> **Fragmento del texto**:
»»

Reproducimos testimonio de una seguidora:
Escribo esta historia desde la barrera de mi apacible vida de señora felizmente casada con dos hijos, como recuerdo de mis años locos de soltera. Fueron años muy divertidos que, desde la distancia, recuerdo entre risas con mis amigas. Pero, en concreto esta historia, se lleva el premio a la historia más ridícula de aquellos años.
Había un chico de mi barrio, que había ido al instituto conmigo, que se había pasado toda la adolescencia y parte de la etapa de la universidad intentando acostarse conmigo, pero por lo que fuera a mí no me terminaba de mover el piso. A veces porque yo tenía un noviete, a veces porque no me gustaba cómo se vestía y otras, simplemente, por pereza. Porque sí, siempre estaba ahí y, aunque suene feo decirlo, era como el comodín del público. Y cuando hay alguien que siempre está, dejas de verlo. Así de cruel era la situación.
Pero un día que habíamos salido mis amigas y yo de fiesta, al entrar nos lo encontramos con su grupo de amigos. Yo, que ya llevaba un par de copas encima y alguna que otra copa de vino que me había bebido durante la cena, de repente lo vi más atractivo que nunca. Iba vestido como canta Bad Gyal en su canción “fiebre”. Camiseta armani y pantalones negros. Bueno, la camiseta no es que fuera Armani, pero para el caso, viene a ser lo mismo. Y, al igual que canta ella, cuando yo le bailaba, él se volvía loco y, por supuesto que podía ver el brillo en sus ojos.
El chaval se acercó a saludarnos con los amigos y me invitó a una copa. Otra. Yo que a esas alturas había perdido la cuenta de cuánto alcohol me circulaba por las venas, y a la parte del cerebro que entiendo que debe ser la encargada de tomar las decisiones correctas, no le llegaba ni sangre ni oxígeno aquella noche. Se ve que esa noche mi cerebro eligió la opción que me gusta denominar “hazlo por la anécdota”. Me imagino a mi subconsciente diciendo “tú síguele el rollo y ya vamos viendo”.
Estuvimos hablando toda la noche. De todo y de nada. El chaval no es que fuera Góngora y lo de tener una conversación trepidante no era su fuerte, ni tampoco lo que esperaba de él aquella noche, para ser sinceros.
Total, que yo no sé si fue el alcohol, la música, lo bien que me lo estaba pasando o un poco de todo lo anterior, pero en el momento en el que se me fue acercando para bailar conmigo muy pegaditos (inciso para traducir: me estaba arrimando lo que viene siendo todo el paquete) yo no me resistí. Más bien lo esperaba. Pasamos demasiadas canciones bailando así, con besitos en el cuello y al final, una que no es de piedra, me acabé lanzando a besarlo. Yo creo que él llevaba tantos años esperando el momento que se quedó unas milésimas de segundo paralizado, pero rápidamente me devolvió el beso.

««

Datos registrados
»»

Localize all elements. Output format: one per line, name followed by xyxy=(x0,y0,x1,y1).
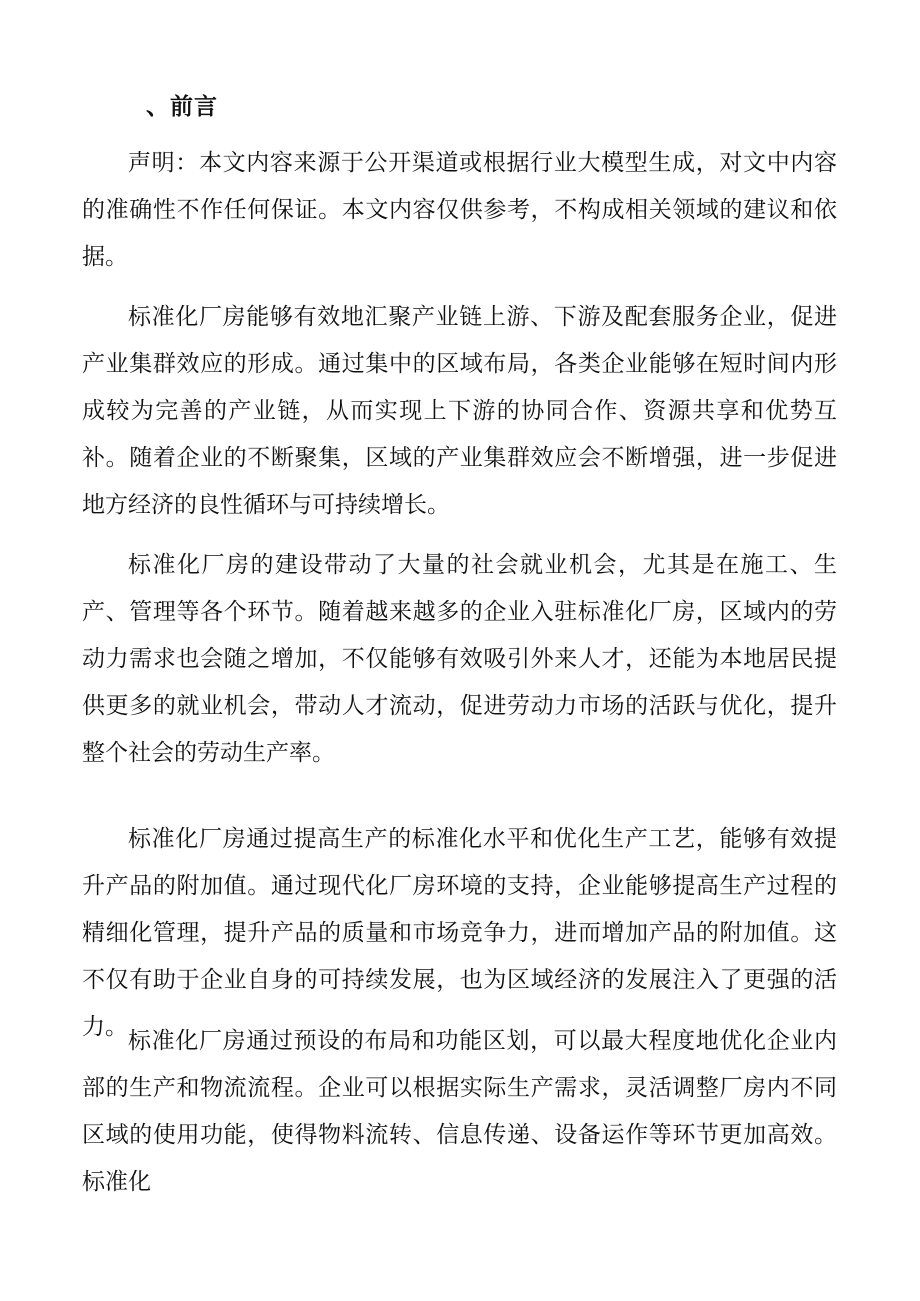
paragraph-added-value: 标准化厂房通过提高生产的标准化水平和优化生产工艺，能够有效提升产品的附加值。通过现代化厂房环境的支持，企业能够提高生产过程的精细化管理，提升产品的质量和市场竞争力，进而增加产品的附加值。这不仅有助于企业自身的可持续发展，也为区域经济的发展注入了更强的活力。 xyxy=(82,826,837,1040)
paragraph-employment: 标准化厂房的建设带动了大量的社会就业机会，尤其是在施工、生产、管理等各个环节。随着越来越多的企业入驻标准化厂房，区域内的劳动力需求也会随之增加，不仅能够有效吸引外来人才，还能为本地居民提供更多的就业机会，带动人才流动，促进劳动力市场的活跃与优化，提升整个社会的劳动生产率。 xyxy=(82,552,837,766)
paragraph-industrial-cluster: 标准化厂房能够有效地汇聚产业链上游、下游及配套服务企业，促进产业集群效应的形成。通过集中的区域布局，各类企业能够在短时间内形成较为完善的产业链，从而实现上下游的协同合作、资源共享和优势互补。随着企业的不断聚集，区域的产业集群效应会不断增强，进一步促进地方经济的良性循环与可持续增长。 xyxy=(82,304,837,518)
section-heading: 、前言 xyxy=(146,93,218,120)
disclaimer-paragraph: 声明：本文内容来源于公开渠道或根据行业大模型生成，对文中内容的准确性不作任何保证。本文内容仅供参考，不构成相关领域的建议和依据。 xyxy=(82,150,837,270)
paragraph-process-optimization: 标准化厂房通过预设的布局和功能区划，可以最大程度地优化企业内部的生产和物流流程。企业可以根据实际生产需求，灵活调整厂房内不同区域的使用功能，使得物料流转、信息传递、设备运作等环节更加高效。标准化 xyxy=(82,1028,837,1195)
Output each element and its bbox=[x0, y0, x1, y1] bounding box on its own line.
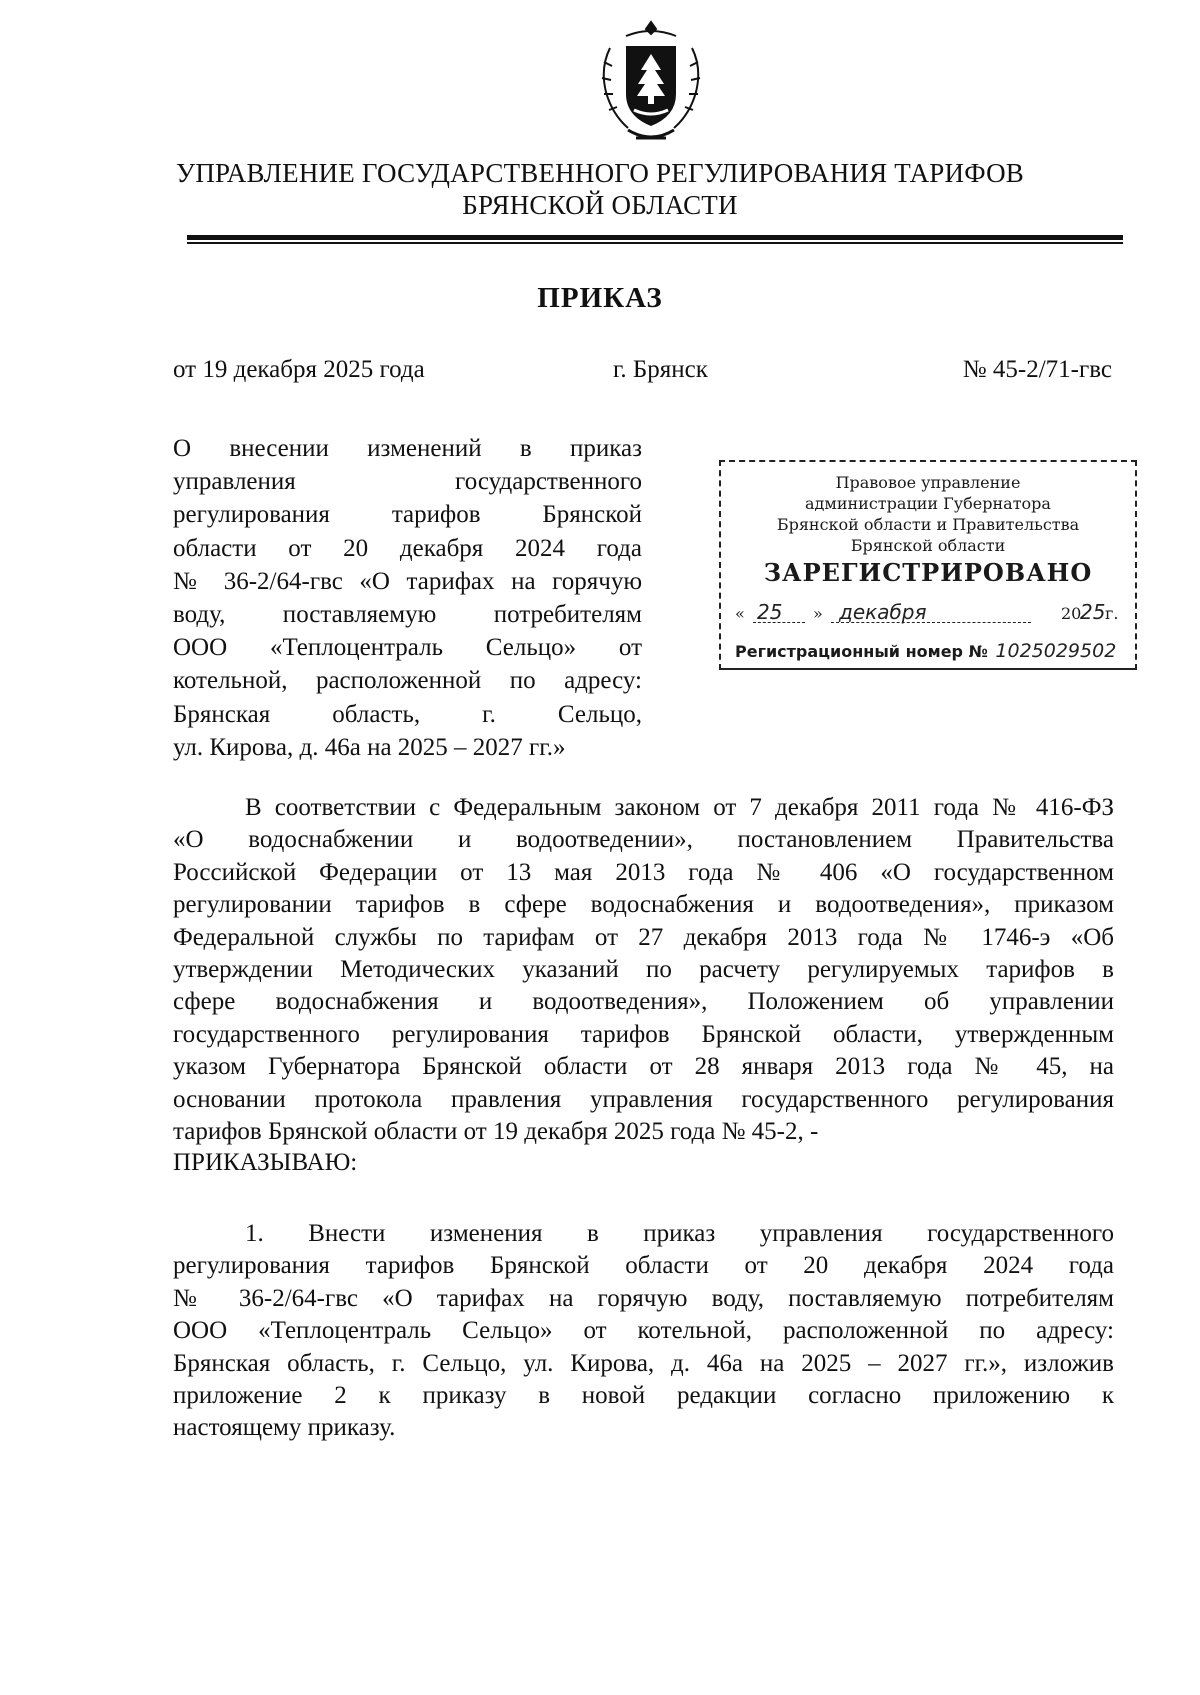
document-date: от 19 декабря 2025 года bbox=[173, 356, 425, 383]
item-line: № 36-2/64-гвс «О тарифах на горячую воду, поставляемую потребителям bbox=[173, 1284, 1114, 1312]
body-line: сфере водоснабжения и водоотведения», Положением об управлении bbox=[173, 988, 1114, 1016]
organization-title-line1: УПРАВЛЕНИЕ ГОСУДАРСТВЕННОГО РЕГУЛИРОВАНИЯ ТАРИФОВ bbox=[176, 158, 1024, 188]
stamp-registration-number: 1025029502 bbox=[995, 640, 1117, 662]
item-line: Брянская область, г. Сельцо, ул. Кирова, д. 46а на 2025 – 2027 гг.», изложив bbox=[173, 1349, 1114, 1377]
item-line: ООО «Теплоцентраль Сельцо» от котельной, расположенной по адресу: bbox=[173, 1317, 1114, 1345]
body-line: указом Губернатора Брянской области от 28 января 2013 года № 45, на bbox=[173, 1053, 1114, 1081]
subject-line: управления государственного bbox=[173, 468, 642, 496]
item-line: настоящему приказу. bbox=[173, 1414, 396, 1442]
subject-line: ООО «Теплоцентраль Сельцо» от bbox=[173, 634, 642, 662]
subject-line: № 36-2/64-гвс «О тарифах на горячую bbox=[173, 567, 642, 595]
stamp-date-row bbox=[735, 600, 1127, 630]
body-line: В соответствии с Федеральным законом от 7 декабря 2011 года № 416-ФЗ bbox=[245, 794, 1114, 821]
body-line: регулировании тарифов в сфере водоснабжения и водоотведения», приказом bbox=[173, 891, 1114, 919]
stamp-org-line4: Брянской области bbox=[850, 536, 1006, 555]
coat-of-arms-icon bbox=[596, 18, 706, 148]
stamp-date-year-prefix: 20 bbox=[1061, 604, 1082, 623]
stamp-date-year-unit: г. bbox=[1105, 604, 1119, 623]
body-line: Российской Федерации от 13 мая 2013 года № 406 «О государственном bbox=[173, 858, 1114, 886]
body-line: основании протокола правления управления государственного регулирования bbox=[173, 1085, 1114, 1113]
stamp-date-close-quote: » bbox=[813, 604, 823, 623]
header-rule-thin bbox=[187, 242, 1123, 244]
subject-line: ул. Кирова, д. 46а на 2025 – 2027 гг.» bbox=[173, 733, 566, 761]
subject-line: воду, поставляемую потребителям bbox=[173, 601, 642, 629]
stamp-org-line1: Правовое управление bbox=[835, 473, 1021, 492]
subject-line: Брянская область, г. Сельцо, bbox=[173, 700, 642, 728]
stamp-registration-label-text: Регистрационный номер № bbox=[735, 642, 988, 661]
subject-line: области от 20 декабря 2024 года bbox=[173, 534, 642, 562]
stamp-date-day: 25 bbox=[757, 600, 783, 624]
order-item-1 bbox=[173, 1218, 1114, 1445]
subject-line: О внесении изменений в приказ bbox=[173, 435, 642, 462]
stamp-date-open-quote: « bbox=[735, 604, 745, 623]
body-line: государственного регулирования тарифов Брянской области, утвержденным bbox=[173, 1020, 1114, 1048]
header-rule-thick bbox=[187, 235, 1123, 240]
stamp-date-year-suffix: 25 bbox=[1080, 600, 1106, 624]
subject-line: регулирования тарифов Брянской bbox=[173, 501, 642, 529]
stamp-date-month-line bbox=[831, 622, 1031, 623]
stamp-date-month: декабря bbox=[839, 600, 927, 624]
body-line: тарифов Брянской области от 19 декабря 2025 года № 45-2, - bbox=[173, 1118, 819, 1146]
stamp-org-line3: Брянской области и Правительства bbox=[776, 515, 1080, 534]
order-word bbox=[173, 1147, 1114, 1179]
body-line: «О водоснабжении и водоотведении», постановлением Правительства bbox=[173, 826, 1114, 854]
stamp-registration-label bbox=[735, 640, 1116, 662]
stamp-status: ЗАРЕГИСТРИРОВАНО bbox=[763, 558, 1093, 587]
document-city: г. Брянск bbox=[613, 356, 708, 383]
stamp-org-line2: администрации Губернатора bbox=[805, 494, 1051, 513]
order-word-text: ПРИКАЗЫВАЮ: bbox=[173, 1149, 358, 1176]
body-line: утверждении Методических указаний по расчету регулируемых тарифов в bbox=[173, 956, 1114, 984]
item-line: 1. Внести изменения в приказ управления государственного bbox=[245, 1220, 1114, 1247]
document-subject bbox=[173, 432, 642, 764]
document-type-title: ПРИКАЗ bbox=[537, 282, 663, 314]
document-number: № 45-2/71-гвс bbox=[962, 356, 1112, 383]
item-line: регулирования тарифов Брянской области от 20 декабря 2024 года bbox=[173, 1252, 1114, 1280]
item-line: приложение 2 к приказу в новой редакции согласно приложению к bbox=[173, 1382, 1114, 1410]
registration-stamp bbox=[719, 460, 1137, 670]
body-line: Федеральной службы по тарифам от 27 декабря 2013 года № 1746-э «Об bbox=[173, 923, 1114, 951]
organization-title-line2: БРЯНСКОЙ ОБЛАСТИ bbox=[462, 190, 738, 220]
body-paragraph bbox=[173, 792, 1114, 1148]
subject-line: котельной, расположенной по адресу: bbox=[173, 667, 642, 695]
stamp-date-day-line bbox=[753, 622, 805, 623]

««

> **Requisitos del ejercicio**:
1: Convierte en una lista numerada las líneas de los registros, desde la que contiene "document-date: от 19" hasta la que contiene "body-line: регулировании тарифов", ambas incluidas, sin las líneas en blanco.
2: Prosigue el relato sobre la noche de fiesta con el chico del barrio a partir de su última frase.

> **Respuestas esperadas**:
1:
1. document-date: от 19 декабря 2025 года bbox=[173, 356, 425, 383]
2. item-line: № 36-2/64-гвс «О тарифах на горячую воду, поставляемую потребителям bbox=[173, 1284, 1114, 1312]
3. body-line: сфере водоснабжения и водоотведения», Положением об управлении bbox=[173, 988, 1114, 1016]
4. organization-title-line1: УПРАВЛЕНИЕ ГОСУДАРСТВЕННОГО РЕГУЛИРОВАНИЯ ТАРИФОВ bbox=[176, 158, 1024, 188]
5. stamp-registration-number: 1025029502 bbox=[995, 640, 1117, 662]
6. item-line: Брянская область, г. Сельцо, ул. Кирова, д. 46а на 2025 – 2027 гг.», изложив bbox=[173, 1349, 1114, 1377]
7. item-line: ООО «Теплоцентраль Сельцо» от котельной, расположенной по адресу: bbox=[173, 1317, 1114, 1345]
8. body-line: указом Губернатора Брянской области от 28 января 2013 года № 45, на bbox=[173, 1053, 1114, 1081]
9. subject-line: управления государственного bbox=[173, 468, 642, 496]
10. item-line: настоящему приказу. bbox=[173, 1414, 396, 1442]
11. subject-line: ООО «Теплоцентраль Сельцо» от bbox=[173, 634, 642, 662]
12. subject-line: № 36-2/64-гвс «О тарифах на горячую bbox=[173, 567, 642, 595]
13. stamp-date-row bbox=[735, 600, 1127, 630]
14. body-line: В соответствии с Федеральным законом от 7 декабря 2011 года № 416-ФЗ bbox=[245, 794, 1114, 821]
15. body-line: регулировании тарифов в сфере водоснабжения и водоотведения», приказом bbox=[173, 891, 1114, 919]

2:
Me fue acercando nada sutilmente hasta la zona de los baños, pero una que es un poquito escrupulosa para estas cosas, le ofrecí salirnos a la calle a tomar el aire. Los baños de las discotecas son un lugar en el que no debes pasar más de los 5 minutos de rigor para hacer pis y salir pitando si no quieres coger ladillas mínimo.
Nos salimos fuera, con la suerte de que justo al lado había un parque que estaba abierto e, importante, muy oscuro y frondoso. Es muy posible que hubiera algún pervertido mirón por los alrededores, pero no me encontraba yo con la capacidad suficiente para buscar un sitio que reuniese tantos requisitos juntos: limpio, con privacidad y cómodo. Así que nos sentamos en un banco y seguimos a nuestro rollo. Cuál es mi sorpresa que, cuando le bajo el pantalón y los calzoncillos me encuentro con un anacardo arrugado. Sí, chicas, tantos años queriendo acostarse conmigo y cuando finalmente cumplo su deseo, su polla decide no cumplir con el mío de aquella noche. Intenté todas las maniobras que sabía hacer, os podéis imaginar. Pero aquello era como el globo de la Hello Kitty que le compran a los niños en la feria cuando se lleva una semana en su casa. Así que de aquella guisa y recogiendo la poca dignidad que me quedaba aquella noche, me subí las bragas, me coloqué el vestido, me colgué el bolso y me di la vuelta a lo Paloma Cuevas y cogí el camino de vuelta hasta donde estaban mis amigas.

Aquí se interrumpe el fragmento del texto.